[Stored data entries]
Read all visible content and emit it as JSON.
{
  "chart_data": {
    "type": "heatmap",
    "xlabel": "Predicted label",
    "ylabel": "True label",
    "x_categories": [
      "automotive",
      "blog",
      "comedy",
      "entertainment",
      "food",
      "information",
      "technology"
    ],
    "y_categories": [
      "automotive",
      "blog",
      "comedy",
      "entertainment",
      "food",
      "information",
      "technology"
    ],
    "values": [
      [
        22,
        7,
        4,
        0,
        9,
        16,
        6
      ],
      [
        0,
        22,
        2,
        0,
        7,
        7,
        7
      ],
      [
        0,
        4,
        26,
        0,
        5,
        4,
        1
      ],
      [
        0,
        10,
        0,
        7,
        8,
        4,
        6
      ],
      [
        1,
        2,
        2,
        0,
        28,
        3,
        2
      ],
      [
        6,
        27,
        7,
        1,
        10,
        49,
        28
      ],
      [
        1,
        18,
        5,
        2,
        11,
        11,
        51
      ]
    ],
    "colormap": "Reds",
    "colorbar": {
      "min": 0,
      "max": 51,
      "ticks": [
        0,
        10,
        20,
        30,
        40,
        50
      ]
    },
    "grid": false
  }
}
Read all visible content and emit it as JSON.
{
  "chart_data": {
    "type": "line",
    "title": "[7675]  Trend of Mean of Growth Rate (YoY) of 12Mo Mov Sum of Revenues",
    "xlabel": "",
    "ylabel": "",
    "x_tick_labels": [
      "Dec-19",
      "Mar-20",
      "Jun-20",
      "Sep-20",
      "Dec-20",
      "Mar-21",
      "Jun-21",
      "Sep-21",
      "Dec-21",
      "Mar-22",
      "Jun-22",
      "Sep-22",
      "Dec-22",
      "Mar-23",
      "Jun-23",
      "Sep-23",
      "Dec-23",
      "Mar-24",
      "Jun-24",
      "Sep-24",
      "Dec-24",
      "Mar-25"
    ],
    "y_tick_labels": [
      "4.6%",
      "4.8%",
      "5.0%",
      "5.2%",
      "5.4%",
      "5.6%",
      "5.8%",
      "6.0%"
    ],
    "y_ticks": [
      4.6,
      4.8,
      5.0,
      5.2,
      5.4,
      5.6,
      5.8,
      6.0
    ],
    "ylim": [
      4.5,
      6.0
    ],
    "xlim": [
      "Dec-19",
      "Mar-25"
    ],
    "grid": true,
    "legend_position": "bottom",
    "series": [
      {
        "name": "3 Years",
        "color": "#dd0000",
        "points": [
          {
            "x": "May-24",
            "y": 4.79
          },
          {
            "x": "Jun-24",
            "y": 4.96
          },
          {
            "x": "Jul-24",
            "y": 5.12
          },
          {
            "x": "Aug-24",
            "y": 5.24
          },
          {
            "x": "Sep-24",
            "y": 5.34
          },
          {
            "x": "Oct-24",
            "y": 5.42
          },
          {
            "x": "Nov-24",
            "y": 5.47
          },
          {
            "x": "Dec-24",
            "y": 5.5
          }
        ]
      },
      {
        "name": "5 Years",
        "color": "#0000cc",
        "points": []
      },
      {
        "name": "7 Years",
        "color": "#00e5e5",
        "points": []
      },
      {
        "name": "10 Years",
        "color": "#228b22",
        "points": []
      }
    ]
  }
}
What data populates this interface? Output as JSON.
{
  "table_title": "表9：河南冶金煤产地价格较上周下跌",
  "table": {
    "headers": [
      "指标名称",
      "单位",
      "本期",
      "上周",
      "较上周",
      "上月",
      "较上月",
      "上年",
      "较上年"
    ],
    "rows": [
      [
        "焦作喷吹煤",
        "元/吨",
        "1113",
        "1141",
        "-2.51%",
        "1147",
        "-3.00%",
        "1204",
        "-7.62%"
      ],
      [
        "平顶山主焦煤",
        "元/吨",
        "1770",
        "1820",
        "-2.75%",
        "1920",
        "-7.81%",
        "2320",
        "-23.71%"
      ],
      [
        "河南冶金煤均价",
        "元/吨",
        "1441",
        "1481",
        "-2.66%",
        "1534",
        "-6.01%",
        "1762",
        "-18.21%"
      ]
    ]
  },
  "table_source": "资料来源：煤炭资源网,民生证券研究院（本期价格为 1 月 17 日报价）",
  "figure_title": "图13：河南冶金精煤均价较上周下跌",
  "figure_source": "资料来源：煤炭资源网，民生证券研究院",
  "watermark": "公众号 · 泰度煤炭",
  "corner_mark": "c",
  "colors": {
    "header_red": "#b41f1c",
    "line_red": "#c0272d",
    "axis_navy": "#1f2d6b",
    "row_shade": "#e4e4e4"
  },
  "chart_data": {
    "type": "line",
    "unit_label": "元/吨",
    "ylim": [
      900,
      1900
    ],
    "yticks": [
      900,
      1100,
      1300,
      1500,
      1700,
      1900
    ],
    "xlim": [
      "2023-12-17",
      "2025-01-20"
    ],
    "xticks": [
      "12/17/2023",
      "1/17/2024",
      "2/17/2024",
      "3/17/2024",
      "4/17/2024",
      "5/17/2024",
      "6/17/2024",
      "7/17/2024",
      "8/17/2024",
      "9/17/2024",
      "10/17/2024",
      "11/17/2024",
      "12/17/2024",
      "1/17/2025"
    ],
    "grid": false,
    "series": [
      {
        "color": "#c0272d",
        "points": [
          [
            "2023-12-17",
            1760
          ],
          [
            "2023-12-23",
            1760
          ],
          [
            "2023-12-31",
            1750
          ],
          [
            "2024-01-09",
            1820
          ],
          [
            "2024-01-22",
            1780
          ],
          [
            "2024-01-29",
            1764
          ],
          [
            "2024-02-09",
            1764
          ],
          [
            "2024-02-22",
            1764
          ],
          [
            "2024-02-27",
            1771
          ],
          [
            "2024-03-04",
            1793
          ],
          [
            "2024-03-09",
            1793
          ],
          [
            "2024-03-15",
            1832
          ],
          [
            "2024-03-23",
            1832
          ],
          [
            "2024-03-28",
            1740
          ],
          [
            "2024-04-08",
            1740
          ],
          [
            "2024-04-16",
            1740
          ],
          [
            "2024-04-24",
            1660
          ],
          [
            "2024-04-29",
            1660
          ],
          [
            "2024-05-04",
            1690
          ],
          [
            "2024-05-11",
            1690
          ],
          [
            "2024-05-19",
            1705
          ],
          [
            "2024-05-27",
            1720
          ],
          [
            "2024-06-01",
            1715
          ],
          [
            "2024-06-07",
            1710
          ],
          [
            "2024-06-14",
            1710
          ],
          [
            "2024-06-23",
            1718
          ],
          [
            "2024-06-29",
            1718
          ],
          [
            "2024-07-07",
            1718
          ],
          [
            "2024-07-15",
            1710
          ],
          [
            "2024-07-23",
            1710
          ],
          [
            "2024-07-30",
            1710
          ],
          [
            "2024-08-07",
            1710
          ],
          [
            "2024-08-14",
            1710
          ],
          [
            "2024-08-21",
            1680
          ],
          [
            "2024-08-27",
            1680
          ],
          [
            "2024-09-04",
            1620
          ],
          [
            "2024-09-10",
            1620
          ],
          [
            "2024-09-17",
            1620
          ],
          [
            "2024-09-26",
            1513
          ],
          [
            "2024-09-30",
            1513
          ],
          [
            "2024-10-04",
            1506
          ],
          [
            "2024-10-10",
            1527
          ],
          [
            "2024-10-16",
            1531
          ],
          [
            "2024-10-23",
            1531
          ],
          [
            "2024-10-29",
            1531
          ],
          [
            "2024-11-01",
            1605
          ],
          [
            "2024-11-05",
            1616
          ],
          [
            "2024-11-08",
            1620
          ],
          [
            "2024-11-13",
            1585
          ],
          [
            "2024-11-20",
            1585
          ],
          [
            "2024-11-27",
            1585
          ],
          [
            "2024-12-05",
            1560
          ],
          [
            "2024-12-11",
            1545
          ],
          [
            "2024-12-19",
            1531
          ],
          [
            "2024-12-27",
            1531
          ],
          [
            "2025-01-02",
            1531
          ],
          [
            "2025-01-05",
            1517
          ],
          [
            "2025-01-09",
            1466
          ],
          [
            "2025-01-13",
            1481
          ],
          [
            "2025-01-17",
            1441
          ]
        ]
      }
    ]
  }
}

→ TASK: Work through the records line by line and tally those with the word "煤炭资源网". Report only the total.

→ EXERCISE RESPONSE: 2